Stated task: Beneath this task is a listing. State how many of its lines include the string "level", giving nothing but the number.

Information provided:
## begin
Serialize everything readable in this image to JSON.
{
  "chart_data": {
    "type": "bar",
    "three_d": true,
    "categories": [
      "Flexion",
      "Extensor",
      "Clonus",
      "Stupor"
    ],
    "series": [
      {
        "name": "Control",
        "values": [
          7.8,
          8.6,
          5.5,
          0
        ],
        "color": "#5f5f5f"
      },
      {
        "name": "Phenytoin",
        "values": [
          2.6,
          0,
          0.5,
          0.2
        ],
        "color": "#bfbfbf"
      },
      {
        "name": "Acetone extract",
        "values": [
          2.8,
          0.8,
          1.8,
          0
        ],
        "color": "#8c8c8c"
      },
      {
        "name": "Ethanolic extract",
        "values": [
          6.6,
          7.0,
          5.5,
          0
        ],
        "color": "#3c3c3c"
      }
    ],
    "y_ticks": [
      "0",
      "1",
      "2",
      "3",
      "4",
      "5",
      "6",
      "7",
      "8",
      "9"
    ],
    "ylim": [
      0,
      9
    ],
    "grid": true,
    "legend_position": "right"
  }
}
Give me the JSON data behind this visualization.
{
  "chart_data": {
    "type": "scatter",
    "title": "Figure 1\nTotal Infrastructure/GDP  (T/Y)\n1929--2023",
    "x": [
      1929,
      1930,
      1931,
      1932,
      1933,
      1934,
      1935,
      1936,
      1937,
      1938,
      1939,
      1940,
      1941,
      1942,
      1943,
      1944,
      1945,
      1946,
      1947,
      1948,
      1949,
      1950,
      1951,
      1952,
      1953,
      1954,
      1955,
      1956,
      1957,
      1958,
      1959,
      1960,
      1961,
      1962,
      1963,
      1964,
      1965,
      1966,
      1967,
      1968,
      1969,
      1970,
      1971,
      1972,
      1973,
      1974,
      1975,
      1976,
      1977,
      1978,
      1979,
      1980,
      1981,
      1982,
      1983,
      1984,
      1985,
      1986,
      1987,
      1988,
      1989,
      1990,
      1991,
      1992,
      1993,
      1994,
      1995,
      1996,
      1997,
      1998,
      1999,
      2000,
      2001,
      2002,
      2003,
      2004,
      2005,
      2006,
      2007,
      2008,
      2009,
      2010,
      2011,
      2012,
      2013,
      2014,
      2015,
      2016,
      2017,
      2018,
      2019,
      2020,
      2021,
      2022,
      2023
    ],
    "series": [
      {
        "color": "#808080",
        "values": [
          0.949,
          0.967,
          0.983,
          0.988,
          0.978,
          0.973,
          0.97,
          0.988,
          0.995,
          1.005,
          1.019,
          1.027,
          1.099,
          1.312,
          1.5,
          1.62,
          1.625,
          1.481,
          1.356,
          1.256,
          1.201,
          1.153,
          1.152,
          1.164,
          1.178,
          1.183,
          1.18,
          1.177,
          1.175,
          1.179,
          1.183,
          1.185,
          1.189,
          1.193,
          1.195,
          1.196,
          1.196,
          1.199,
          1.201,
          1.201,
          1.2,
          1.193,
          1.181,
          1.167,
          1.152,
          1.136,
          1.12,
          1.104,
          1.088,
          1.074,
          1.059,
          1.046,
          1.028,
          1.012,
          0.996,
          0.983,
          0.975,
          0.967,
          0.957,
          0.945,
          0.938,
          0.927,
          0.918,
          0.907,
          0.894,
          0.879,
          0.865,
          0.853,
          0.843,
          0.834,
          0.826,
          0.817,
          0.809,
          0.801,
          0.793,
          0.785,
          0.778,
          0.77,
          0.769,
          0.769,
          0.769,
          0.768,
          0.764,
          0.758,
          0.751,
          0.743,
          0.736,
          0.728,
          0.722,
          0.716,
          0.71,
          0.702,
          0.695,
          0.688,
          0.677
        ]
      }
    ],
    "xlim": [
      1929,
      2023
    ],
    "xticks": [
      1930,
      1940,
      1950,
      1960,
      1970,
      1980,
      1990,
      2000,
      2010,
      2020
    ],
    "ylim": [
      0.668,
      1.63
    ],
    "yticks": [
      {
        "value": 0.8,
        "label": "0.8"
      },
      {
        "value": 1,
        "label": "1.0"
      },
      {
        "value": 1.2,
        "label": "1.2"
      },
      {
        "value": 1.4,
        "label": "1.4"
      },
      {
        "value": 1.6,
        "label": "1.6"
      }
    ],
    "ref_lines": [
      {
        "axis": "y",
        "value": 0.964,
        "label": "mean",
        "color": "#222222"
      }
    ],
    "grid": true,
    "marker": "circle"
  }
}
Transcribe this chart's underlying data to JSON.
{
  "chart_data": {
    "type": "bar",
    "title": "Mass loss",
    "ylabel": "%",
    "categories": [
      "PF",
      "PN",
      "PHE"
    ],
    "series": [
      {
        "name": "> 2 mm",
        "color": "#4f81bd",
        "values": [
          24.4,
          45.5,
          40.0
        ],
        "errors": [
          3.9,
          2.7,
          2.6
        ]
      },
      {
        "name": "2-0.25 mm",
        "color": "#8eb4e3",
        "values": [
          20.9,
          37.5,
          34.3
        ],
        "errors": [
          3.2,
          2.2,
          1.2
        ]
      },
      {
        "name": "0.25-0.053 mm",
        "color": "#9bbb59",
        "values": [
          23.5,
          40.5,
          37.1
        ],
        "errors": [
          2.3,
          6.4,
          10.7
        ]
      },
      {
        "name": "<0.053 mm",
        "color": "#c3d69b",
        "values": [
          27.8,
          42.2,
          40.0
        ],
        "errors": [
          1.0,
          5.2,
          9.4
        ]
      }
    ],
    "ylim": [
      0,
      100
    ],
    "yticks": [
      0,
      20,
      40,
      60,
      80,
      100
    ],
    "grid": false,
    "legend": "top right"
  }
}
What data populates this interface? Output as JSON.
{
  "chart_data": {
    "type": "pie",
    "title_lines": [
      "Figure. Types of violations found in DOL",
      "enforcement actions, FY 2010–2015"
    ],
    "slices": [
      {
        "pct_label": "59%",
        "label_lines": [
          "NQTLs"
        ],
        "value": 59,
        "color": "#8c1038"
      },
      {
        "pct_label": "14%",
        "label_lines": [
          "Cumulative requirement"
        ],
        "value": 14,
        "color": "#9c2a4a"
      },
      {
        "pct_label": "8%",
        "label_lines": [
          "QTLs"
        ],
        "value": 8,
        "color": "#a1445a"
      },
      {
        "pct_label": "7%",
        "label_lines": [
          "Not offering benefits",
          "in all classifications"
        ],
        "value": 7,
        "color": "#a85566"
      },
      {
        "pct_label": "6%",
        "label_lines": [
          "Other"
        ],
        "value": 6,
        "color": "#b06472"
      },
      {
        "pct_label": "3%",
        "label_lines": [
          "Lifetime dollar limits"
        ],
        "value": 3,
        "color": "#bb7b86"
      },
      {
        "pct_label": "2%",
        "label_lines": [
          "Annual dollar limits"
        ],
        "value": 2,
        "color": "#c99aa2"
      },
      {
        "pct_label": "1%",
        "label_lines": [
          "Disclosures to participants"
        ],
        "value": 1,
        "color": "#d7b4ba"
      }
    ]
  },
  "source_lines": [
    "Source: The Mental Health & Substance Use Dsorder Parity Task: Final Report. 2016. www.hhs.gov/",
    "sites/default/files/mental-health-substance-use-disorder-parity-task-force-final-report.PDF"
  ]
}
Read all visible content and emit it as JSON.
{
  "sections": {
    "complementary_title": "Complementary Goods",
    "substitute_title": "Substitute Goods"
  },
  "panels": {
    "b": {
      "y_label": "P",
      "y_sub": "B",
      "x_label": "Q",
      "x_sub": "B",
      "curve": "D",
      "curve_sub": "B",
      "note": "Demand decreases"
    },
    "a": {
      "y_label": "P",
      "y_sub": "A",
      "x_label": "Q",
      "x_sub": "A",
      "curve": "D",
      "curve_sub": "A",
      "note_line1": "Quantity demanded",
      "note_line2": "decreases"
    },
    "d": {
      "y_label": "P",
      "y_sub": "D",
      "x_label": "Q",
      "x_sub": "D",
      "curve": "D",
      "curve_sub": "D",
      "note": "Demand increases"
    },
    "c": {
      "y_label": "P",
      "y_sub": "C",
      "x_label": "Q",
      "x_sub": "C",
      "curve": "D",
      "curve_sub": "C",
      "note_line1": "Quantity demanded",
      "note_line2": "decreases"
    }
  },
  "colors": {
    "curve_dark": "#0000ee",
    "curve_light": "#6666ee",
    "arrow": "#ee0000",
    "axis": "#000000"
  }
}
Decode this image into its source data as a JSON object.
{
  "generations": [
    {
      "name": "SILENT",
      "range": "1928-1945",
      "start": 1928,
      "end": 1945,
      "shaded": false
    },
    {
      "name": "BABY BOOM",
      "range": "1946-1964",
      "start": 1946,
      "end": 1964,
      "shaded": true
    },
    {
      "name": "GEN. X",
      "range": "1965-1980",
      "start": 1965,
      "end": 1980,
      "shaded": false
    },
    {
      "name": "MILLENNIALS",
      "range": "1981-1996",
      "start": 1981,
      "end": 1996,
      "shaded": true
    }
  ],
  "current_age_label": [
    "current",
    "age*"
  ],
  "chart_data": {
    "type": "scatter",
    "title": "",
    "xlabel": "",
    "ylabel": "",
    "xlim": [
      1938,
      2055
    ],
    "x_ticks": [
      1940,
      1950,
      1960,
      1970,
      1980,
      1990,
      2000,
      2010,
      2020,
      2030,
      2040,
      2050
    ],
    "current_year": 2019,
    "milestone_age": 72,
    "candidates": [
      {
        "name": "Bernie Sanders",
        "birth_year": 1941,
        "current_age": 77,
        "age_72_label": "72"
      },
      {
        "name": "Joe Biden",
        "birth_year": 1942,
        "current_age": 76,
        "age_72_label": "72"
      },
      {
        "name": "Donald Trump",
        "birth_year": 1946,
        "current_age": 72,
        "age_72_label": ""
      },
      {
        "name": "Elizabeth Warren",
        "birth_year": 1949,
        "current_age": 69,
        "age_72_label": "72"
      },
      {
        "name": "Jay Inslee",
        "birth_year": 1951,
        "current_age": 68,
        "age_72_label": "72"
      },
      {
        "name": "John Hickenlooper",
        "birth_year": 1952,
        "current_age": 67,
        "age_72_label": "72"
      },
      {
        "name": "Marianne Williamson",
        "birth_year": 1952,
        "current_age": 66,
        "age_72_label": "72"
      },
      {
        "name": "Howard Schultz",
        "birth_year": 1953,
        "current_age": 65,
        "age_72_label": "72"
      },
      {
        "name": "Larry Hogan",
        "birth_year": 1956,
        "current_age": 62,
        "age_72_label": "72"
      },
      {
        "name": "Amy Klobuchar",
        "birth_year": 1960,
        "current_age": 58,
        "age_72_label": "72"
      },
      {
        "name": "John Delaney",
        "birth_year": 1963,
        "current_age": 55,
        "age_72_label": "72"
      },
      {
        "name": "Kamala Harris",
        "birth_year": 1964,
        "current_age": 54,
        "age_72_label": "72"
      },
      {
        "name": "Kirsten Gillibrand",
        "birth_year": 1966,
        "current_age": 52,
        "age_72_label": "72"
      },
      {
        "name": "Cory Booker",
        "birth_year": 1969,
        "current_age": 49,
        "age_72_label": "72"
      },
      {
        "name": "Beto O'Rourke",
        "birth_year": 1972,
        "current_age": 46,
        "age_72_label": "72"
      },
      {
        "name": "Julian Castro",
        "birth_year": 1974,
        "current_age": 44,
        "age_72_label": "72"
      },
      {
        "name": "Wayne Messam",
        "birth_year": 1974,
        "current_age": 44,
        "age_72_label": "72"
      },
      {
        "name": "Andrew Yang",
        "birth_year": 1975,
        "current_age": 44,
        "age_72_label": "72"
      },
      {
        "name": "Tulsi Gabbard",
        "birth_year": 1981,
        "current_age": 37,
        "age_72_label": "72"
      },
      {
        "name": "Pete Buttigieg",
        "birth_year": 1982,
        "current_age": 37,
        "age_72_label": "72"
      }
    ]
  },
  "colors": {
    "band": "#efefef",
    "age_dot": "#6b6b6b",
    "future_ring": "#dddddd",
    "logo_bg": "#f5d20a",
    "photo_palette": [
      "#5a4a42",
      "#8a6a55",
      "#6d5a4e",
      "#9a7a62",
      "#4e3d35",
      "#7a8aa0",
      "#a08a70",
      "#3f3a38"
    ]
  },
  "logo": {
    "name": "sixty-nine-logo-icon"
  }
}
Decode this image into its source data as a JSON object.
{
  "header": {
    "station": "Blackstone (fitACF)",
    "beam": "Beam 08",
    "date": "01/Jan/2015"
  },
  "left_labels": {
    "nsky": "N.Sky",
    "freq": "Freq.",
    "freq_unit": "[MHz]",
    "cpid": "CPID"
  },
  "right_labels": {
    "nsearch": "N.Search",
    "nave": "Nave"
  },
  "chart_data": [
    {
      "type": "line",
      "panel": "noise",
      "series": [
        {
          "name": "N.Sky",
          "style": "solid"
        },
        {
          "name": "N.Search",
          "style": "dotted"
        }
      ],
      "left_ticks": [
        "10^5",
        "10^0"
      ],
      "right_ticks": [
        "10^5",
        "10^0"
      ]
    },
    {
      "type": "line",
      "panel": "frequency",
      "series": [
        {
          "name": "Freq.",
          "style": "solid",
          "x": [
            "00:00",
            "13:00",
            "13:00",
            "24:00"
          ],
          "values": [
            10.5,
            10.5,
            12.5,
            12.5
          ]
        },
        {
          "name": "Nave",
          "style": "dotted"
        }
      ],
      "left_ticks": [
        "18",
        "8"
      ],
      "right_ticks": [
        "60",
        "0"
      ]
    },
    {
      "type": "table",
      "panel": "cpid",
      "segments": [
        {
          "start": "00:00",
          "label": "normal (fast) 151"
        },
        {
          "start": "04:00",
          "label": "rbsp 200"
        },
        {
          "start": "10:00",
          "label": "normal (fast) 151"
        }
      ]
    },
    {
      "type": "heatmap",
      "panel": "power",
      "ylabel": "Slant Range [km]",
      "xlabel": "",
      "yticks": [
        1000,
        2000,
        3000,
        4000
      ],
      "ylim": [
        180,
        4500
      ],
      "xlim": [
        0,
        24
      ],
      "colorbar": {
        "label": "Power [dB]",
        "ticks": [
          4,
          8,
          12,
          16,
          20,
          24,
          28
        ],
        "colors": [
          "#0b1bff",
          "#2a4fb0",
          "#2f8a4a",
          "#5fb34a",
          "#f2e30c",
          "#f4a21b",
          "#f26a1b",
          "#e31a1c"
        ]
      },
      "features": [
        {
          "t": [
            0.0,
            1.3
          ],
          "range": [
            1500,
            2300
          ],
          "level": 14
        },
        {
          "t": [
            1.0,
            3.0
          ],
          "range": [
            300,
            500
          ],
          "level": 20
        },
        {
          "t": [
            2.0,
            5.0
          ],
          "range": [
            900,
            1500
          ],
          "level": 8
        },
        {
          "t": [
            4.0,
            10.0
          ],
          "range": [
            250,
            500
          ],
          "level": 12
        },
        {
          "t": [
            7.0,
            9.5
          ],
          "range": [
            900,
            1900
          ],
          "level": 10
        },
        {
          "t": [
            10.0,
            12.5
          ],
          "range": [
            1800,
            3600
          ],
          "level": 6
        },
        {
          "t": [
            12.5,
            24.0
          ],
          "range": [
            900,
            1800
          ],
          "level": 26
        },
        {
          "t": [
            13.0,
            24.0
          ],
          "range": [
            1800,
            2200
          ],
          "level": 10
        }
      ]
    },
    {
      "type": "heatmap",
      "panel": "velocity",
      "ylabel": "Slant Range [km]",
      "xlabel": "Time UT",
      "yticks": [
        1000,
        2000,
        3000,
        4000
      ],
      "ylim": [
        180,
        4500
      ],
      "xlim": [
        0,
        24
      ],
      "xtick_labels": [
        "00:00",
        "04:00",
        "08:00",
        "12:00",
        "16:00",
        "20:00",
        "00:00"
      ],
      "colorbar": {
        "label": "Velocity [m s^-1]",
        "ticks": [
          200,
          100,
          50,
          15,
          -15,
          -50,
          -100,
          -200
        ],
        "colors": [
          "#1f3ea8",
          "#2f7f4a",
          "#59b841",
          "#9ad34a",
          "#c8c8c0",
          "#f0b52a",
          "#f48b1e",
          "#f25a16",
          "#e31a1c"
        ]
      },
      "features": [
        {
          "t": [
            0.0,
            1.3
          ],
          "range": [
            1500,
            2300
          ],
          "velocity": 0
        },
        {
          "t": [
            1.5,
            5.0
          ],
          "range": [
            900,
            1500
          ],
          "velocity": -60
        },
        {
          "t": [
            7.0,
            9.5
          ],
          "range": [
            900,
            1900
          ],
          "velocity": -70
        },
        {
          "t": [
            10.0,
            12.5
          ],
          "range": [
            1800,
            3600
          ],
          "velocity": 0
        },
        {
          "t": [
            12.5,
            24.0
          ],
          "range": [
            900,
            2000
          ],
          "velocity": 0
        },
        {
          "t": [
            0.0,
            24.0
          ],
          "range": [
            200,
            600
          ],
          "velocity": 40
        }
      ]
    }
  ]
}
## end
Output of the task: 8